++++ Task input
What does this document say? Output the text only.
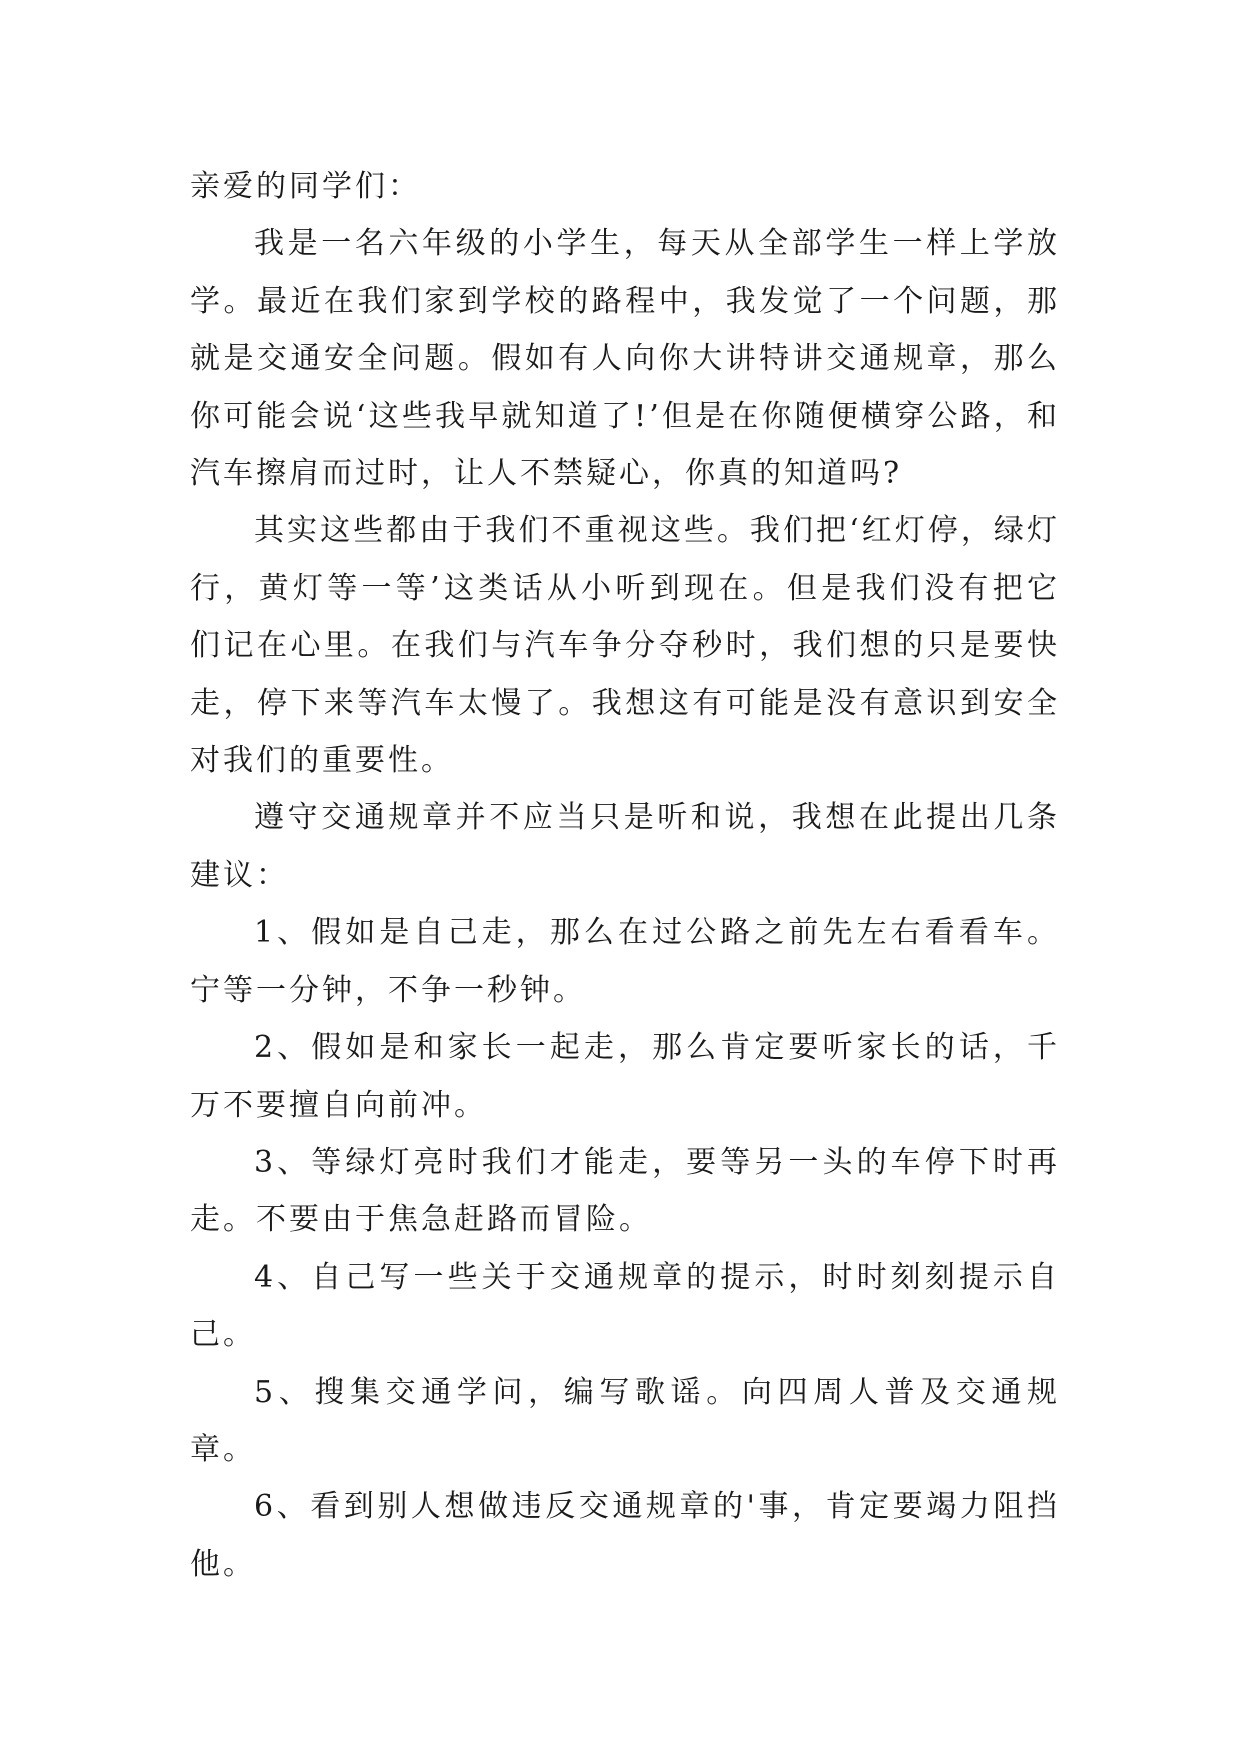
亲爱的同学们：

我是一名六年级的小学生，每天从全部学生一样上学放学。最近在我们家到学校的路程中，我发觉了一个问题，那就是交通安全问题。假如有人向你大讲特讲交通规章，那么你可能会说‘这些我早就知道了!’但是在你随便横穿公路，和汽车擦肩而过时，让人不禁疑心，你真的知道吗?

其实这些都由于我们不重视这些。我们把‘红灯停，绿灯行，黄灯等一等’这类话从小听到现在。但是我们没有把它们记在心里。在我们与汽车争分夺秒时，我们想的只是要快走，停下来等汽车太慢了。我想这有可能是没有意识到安全对我们的重要性。

遵守交通规章并不应当只是听和说，我想在此提出几条建议：

1、假如是自己走，那么在过公路之前先左右看看车。宁等一分钟，不争一秒钟。

2、假如是和家长一起走，那么肯定要听家长的话，千万不要擅自向前冲。

3、等绿灯亮时我们才能走，要等另一头的车停下时再走。不要由于焦急赶路而冒险。

4、自己写一些关于交通规章的提示，时时刻刻提示自己。

5、搜集交通学问，编写歌谣。向四周人普及交通规章。

6、看到别人想做违反交通规章的'事，肯定要竭力阻挡他。
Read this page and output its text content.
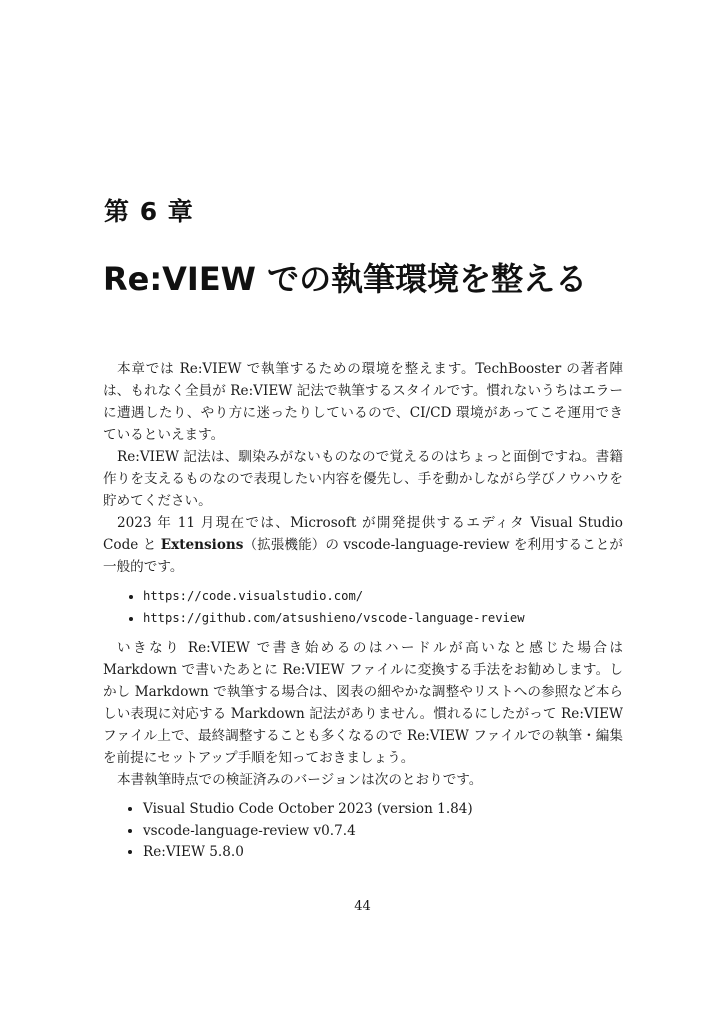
第 6 章
Re:VIEW での執筆環境を整える

本章では Re:VIEW で執筆するための環境を整えます。TechBooster の著者陣は、もれなく全員が Re:VIEW 記法で執筆するスタイルです。慣れないうちはエラーに遭遇したり、やり方に迷ったりしているので、CI/CD 環境があってこそ運用できているといえます。

Re:VIEW 記法は、馴染みがないものなので覚えるのはちょっと面倒ですね。書籍作りを支えるものなので表現したい内容を優先し、手を動かしながら学びノウハウを貯めてください。

2023 年 11 月現在では、Microsoft が開発提供するエディタ Visual Studio Code と Extensions（拡張機能）の vscode-language-review を利用することが一般的です。

• https://code.visualstudio.com/
• https://github.com/atsushieno/vscode-language-review

いきなり Re:VIEW で書き始めるのはハードルが高いなと感じた場合は Markdown で書いたあとに Re:VIEW ファイルに変換する手法をお勧めします。しかし Markdown で執筆する場合は、図表の細やかな調整やリストへの参照など本らしい表現に対応する Markdown 記法がありません。慣れるにしたがって Re:VIEW ファイル上で、最終調整することも多くなるので Re:VIEW ファイルでの執筆・編集を前提にセットアップ手順を知っておきましょう。

本書執筆時点での検証済みのバージョンは次のとおりです。

• Visual Studio Code October 2023 (version 1.84)
• vscode-language-review v0.7.4
• Re:VIEW 5.8.0
44
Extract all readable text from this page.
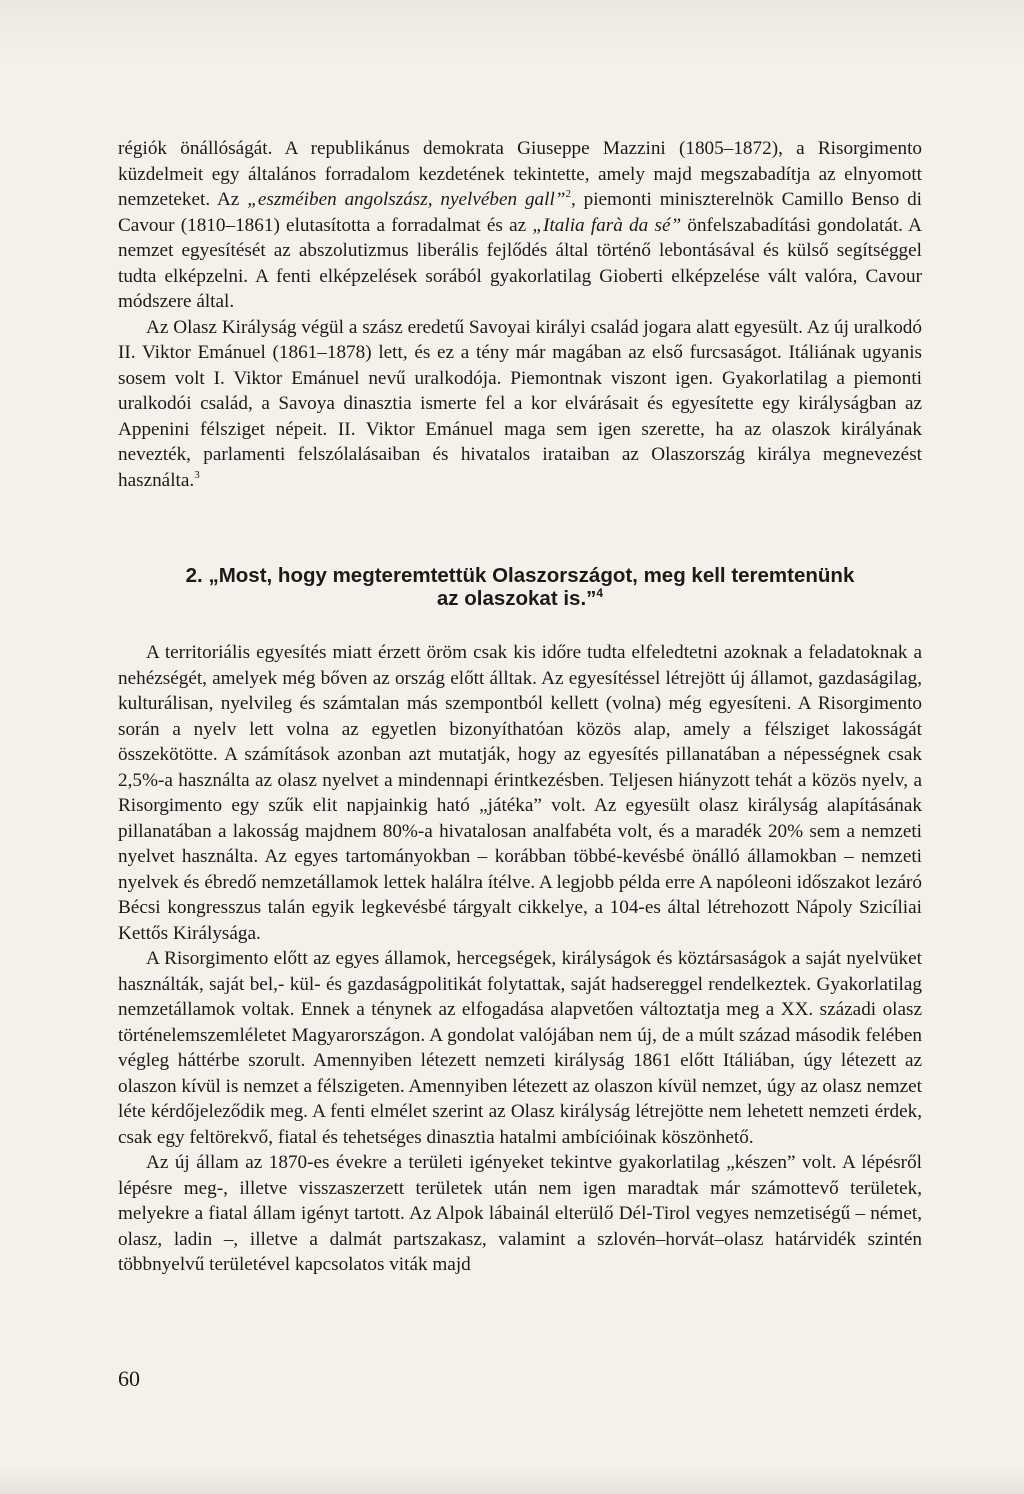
régiók önállóságát. A republikánus demokrata Giuseppe Mazzini (1805–1872), a Risorgimento küzdelmeit egy általános forradalom kezdetének tekintette, amely majd megszabadítja az elnyomott nemzeteket. Az „eszméiben angolszász, nyelvében gall”$^2$, piemonti miniszterelnök Camillo Benso di Cavour (1810–1861) elutasította a forradalmat és az „Italia farà da sé” önfelszabadítási gondolatát. A nemzet egyesítését az abszolutizmus liberális fejlődés által történő lebontásával és külső segítséggel tudta elképzelni. A fenti elképzelések sorából gyakorlatilag Gioberti elképzelése vált valóra, Cavour módszere által.

Az Olasz Királyság végül a szász eredetű Savoyai királyi család jogara alatt egyesült. Az új uralkodó II. Viktor Emánuel (1861–1878) lett, és ez a tény már magában az első furcsaságot. Itáliának ugyanis sosem volt I. Viktor Emánuel nevű uralkodója. Piemontnak viszont igen. Gyakorlatilag a piemonti uralkodói család, a Savoya dinasztia ismerte fel a kor elvárásait és egyesítette egy királyságban az Appenini félsziget népeit. II. Viktor Emánuel maga sem igen szerette, ha az olaszok királyának nevezték, parlamenti felszólalásaiban és hivatalos irataiban az Olaszország királya megnevezést használta.$^3$

2. „Most, hogy megteremtettük Olaszországot, meg kell teremtenünk
az olaszokat is.”$^4$

A territoriális egyesítés miatt érzett öröm csak kis időre tudta elfeledtetni azoknak a feladatoknak a nehézségét, amelyek még bőven az ország előtt álltak. Az egyesítéssel létrejött új államot, gazdaságilag, kulturálisan, nyelvileg és számtalan más szempontból kellett (volna) még egyesíteni. A Risorgimento során a nyelv lett volna az egyetlen bizonyíthatóan közös alap, amely a félsziget lakosságát összekötötte. A számítások azonban azt mutatják, hogy az egyesítés pillanatában a népességnek csak 2,5%-a használta az olasz nyelvet a mindennapi érintkezésben. Teljesen hiányzott tehát a közös nyelv, a Risorgimento egy szűk elit napjainkig ható „játéka” volt. Az egyesült olasz királyság alapításának pillanatában a lakosság majdnem 80%-a hivatalosan analfabéta volt, és a maradék 20% sem a nemzeti nyelvet használta. Az egyes tartományokban – korábban többé-kevésbé önálló államokban – nemzeti nyelvek és ébredő nemzetállamok lettek halálra ítélve. A legjobb példa erre A napóleoni időszakot lezáró Bécsi kongresszus talán egyik legkevésbé tárgyalt cikkelye, a 104-es által létrehozott Nápoly Szicíliai Kettős Királysága.

A Risorgimento előtt az egyes államok, hercegségek, királyságok és köztársaságok a saját nyelvüket használták, saját bel,- kül- és gazdaságpolitikát folytattak, saját hadsereggel rendelkeztek. Gyakorlatilag nemzetállamok voltak. Ennek a ténynek az elfogadása alapvetően változtatja meg a XX. századi olasz történelemszemléletet Magyarországon. A gondolat valójában nem új, de a múlt század második felében végleg háttérbe szorult. Amennyiben létezett nemzeti királyság 1861 előtt Itáliában, úgy létezett az olaszon kívül is nemzet a félszigeten. Amennyiben létezett az olaszon kívül nemzet, úgy az olasz nemzet léte kérdőjeleződik meg. A fenti elmélet szerint az Olasz királyság létrejötte nem lehetett nemzeti érdek, csak egy feltörekvő, fiatal és tehetséges dinasztia hatalmi ambícióinak köszönhető.

Az új állam az 1870-es évekre a területi igényeket tekintve gyakorlatilag „készen” volt. A lépésről lépésre meg-, illetve visszaszerzett területek után nem igen maradtak már számottevő területek, melyekre a fiatal állam igényt tartott. Az Alpok lábainál elterülő Dél-Tirol vegyes nemzetiségű – német, olasz, ladin –, illetve a dalmát partszakasz, valamint a szlovén–horvát–olasz határvidék szintén többnyelvű területével kapcsolatos viták majd

60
++++++++
Pull out every line of the entries that includes the word "vscode".

## Right answer
2023 年 11 月現在では、Microsoft が開発提供するエディタ Visual Studio Code と Extensions（拡張機能）の vscode-language-review を利用することが一般的です。
• https://github.com/atsushieno/vscode-language-review
• vscode-language-review v0.7.4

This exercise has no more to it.